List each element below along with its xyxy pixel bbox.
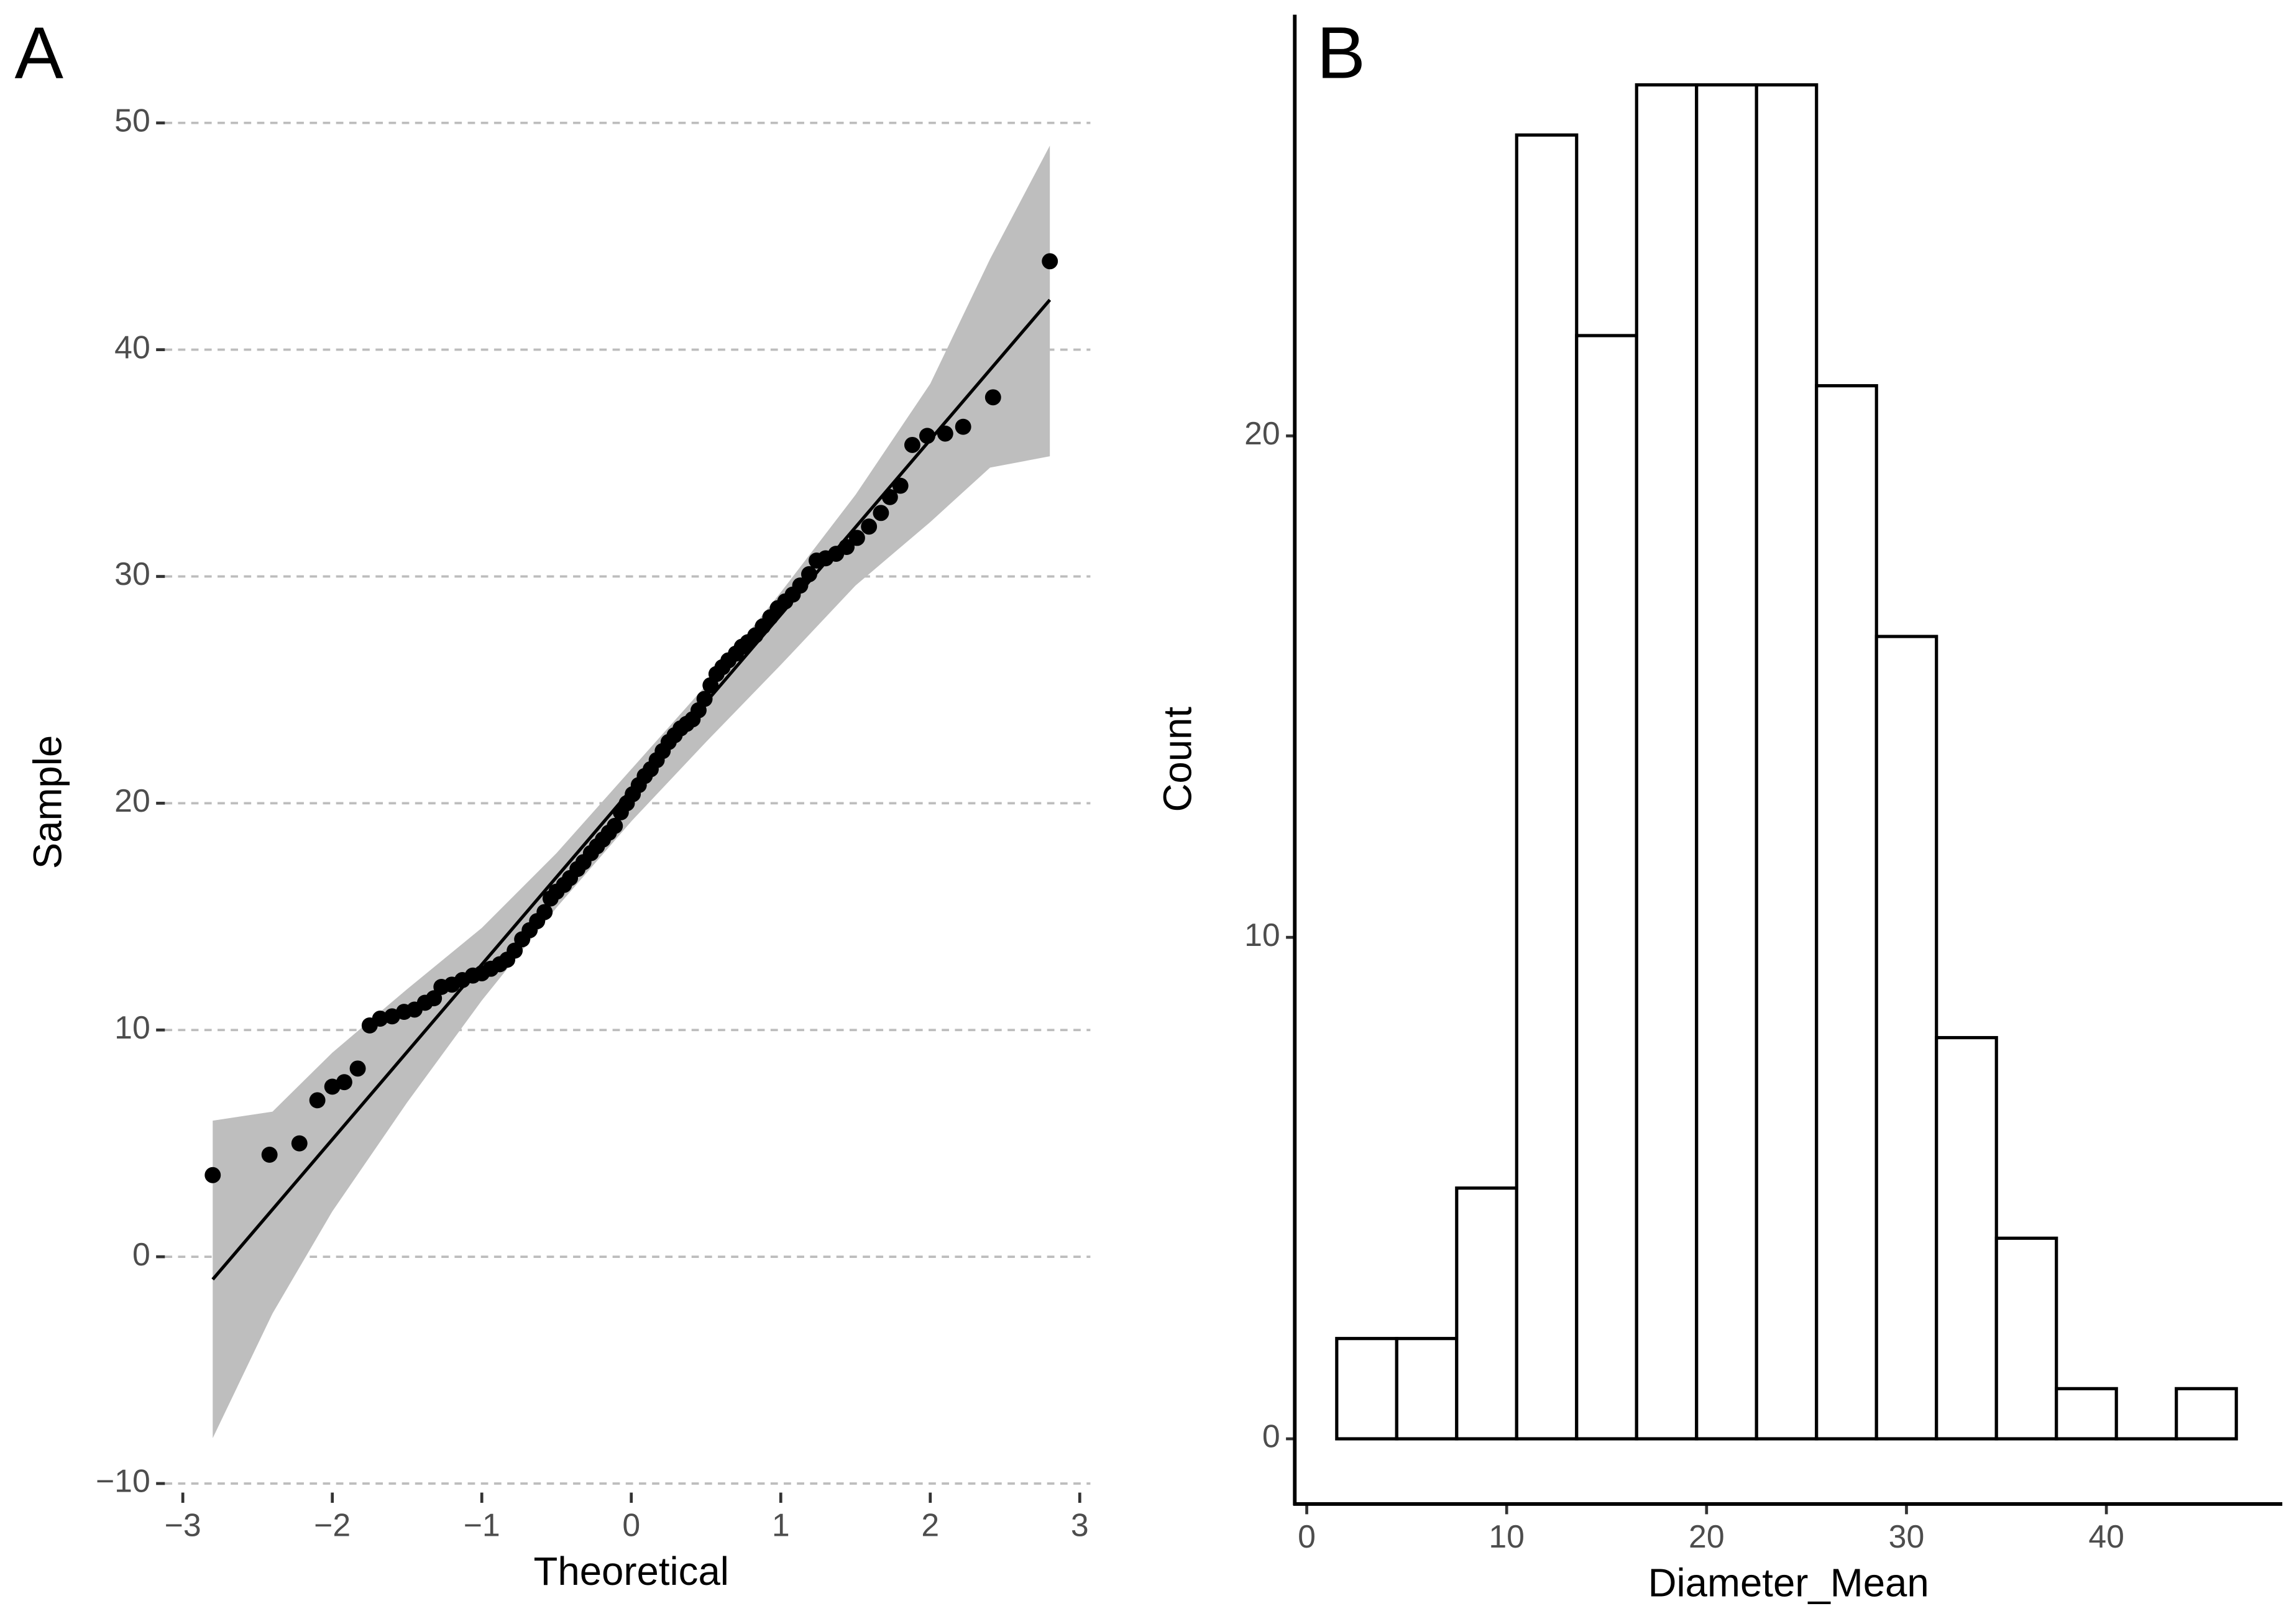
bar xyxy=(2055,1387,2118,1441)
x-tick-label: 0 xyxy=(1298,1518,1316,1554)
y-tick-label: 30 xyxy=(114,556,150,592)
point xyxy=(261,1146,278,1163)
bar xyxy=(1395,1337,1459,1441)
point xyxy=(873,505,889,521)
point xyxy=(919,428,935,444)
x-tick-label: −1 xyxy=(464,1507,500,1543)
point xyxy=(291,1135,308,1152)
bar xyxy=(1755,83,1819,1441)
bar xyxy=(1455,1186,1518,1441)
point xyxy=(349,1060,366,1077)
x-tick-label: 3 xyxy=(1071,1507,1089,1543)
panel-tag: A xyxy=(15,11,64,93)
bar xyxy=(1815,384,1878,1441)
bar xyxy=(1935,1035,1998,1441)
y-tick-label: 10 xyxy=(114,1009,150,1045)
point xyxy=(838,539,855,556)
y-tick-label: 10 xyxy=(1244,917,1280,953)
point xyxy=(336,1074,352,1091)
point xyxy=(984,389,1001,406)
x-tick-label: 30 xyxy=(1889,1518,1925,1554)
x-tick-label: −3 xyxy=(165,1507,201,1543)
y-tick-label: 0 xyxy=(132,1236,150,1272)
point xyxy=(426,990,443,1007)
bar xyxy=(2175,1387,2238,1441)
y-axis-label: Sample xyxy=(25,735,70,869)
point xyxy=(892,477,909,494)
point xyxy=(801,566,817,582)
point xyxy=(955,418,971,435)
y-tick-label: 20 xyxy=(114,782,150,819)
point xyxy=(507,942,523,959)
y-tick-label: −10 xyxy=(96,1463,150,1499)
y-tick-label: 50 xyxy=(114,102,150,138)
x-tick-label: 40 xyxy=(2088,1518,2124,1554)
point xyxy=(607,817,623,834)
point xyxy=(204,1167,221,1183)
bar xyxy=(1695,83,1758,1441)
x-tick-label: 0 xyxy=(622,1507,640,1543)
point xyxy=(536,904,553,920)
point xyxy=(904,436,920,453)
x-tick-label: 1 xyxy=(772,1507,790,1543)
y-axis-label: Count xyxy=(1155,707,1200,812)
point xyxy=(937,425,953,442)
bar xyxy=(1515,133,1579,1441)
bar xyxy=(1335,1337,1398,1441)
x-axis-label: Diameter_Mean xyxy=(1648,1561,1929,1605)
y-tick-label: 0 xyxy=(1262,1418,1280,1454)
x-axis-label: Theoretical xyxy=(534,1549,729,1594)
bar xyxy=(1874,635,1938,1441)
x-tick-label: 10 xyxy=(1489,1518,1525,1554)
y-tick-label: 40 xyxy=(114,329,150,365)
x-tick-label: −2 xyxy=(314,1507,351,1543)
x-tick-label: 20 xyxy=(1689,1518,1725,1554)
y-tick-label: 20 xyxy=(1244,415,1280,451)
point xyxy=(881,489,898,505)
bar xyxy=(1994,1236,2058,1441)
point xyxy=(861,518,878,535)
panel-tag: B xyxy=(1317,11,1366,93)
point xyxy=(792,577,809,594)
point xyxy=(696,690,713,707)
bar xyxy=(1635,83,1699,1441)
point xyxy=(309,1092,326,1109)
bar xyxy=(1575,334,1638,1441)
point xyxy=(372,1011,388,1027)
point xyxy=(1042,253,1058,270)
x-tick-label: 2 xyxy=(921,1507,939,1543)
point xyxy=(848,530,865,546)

What needs to be done: Please copy the listing above line for line, with no changes, and leave the picture out.

Exercise result:
List each element below along with its xyxy pixel bbox.
bar xyxy=(2055,1387,2118,1441)
x-tick-label: 0 xyxy=(1298,1518,1316,1554)
y-tick-label: 30 xyxy=(114,556,150,592)
point xyxy=(261,1146,278,1163)
bar xyxy=(1395,1337,1459,1441)
point xyxy=(873,505,889,521)
point xyxy=(919,428,935,444)
x-tick-label: −1 xyxy=(464,1507,500,1543)
point xyxy=(291,1135,308,1152)
bar xyxy=(1755,83,1819,1441)
bar xyxy=(1455,1186,1518,1441)
point xyxy=(349,1060,366,1077)
x-tick-label: 3 xyxy=(1071,1507,1089,1543)
panel-tag: A xyxy=(15,11,64,93)
bar xyxy=(1815,384,1878,1441)
bar xyxy=(1935,1035,1998,1441)
y-tick-label: 10 xyxy=(114,1009,150,1045)
point xyxy=(838,539,855,556)
y-tick-label: 10 xyxy=(1244,917,1280,953)
point xyxy=(336,1074,352,1091)
point xyxy=(984,389,1001,406)
x-tick-label: 30 xyxy=(1889,1518,1925,1554)
x-tick-label: −3 xyxy=(165,1507,201,1543)
y-tick-label: 0 xyxy=(132,1236,150,1272)
point xyxy=(426,990,443,1007)
bar xyxy=(2175,1387,2238,1441)
y-axis-label: Sample xyxy=(25,735,70,869)
point xyxy=(892,477,909,494)
point xyxy=(801,566,817,582)
point xyxy=(955,418,971,435)
y-tick-label: 20 xyxy=(114,782,150,819)
point xyxy=(507,942,523,959)
y-tick-label: −10 xyxy=(96,1463,150,1499)
y-tick-label: 50 xyxy=(114,102,150,138)
x-tick-label: 40 xyxy=(2088,1518,2124,1554)
point xyxy=(607,817,623,834)
point xyxy=(204,1167,221,1183)
bar xyxy=(1695,83,1758,1441)
x-tick-label: 0 xyxy=(622,1507,640,1543)
point xyxy=(536,904,553,920)
point xyxy=(904,436,920,453)
x-tick-label: 1 xyxy=(772,1507,790,1543)
y-axis-label: Count xyxy=(1155,707,1200,812)
point xyxy=(937,425,953,442)
bar xyxy=(1515,133,1579,1441)
bar xyxy=(1335,1337,1398,1441)
x-axis-label: Diameter_Mean xyxy=(1648,1561,1929,1605)
y-tick-label: 0 xyxy=(1262,1418,1280,1454)
x-axis-label: Theoretical xyxy=(534,1549,729,1594)
bar xyxy=(1874,635,1938,1441)
x-tick-label: 10 xyxy=(1489,1518,1525,1554)
y-tick-label: 40 xyxy=(114,329,150,365)
x-tick-label: −2 xyxy=(314,1507,351,1543)
x-tick-label: 20 xyxy=(1689,1518,1725,1554)
y-tick-label: 20 xyxy=(1244,415,1280,451)
point xyxy=(881,489,898,505)
bar xyxy=(1994,1236,2058,1441)
point xyxy=(861,518,878,535)
panel-tag: B xyxy=(1317,11,1366,93)
point xyxy=(792,577,809,594)
point xyxy=(696,690,713,707)
bar xyxy=(1635,83,1699,1441)
point xyxy=(309,1092,326,1109)
bar xyxy=(1575,334,1638,1441)
point xyxy=(372,1011,388,1027)
point xyxy=(1042,253,1058,270)
x-tick-label: 2 xyxy=(921,1507,939,1543)
point xyxy=(848,530,865,546)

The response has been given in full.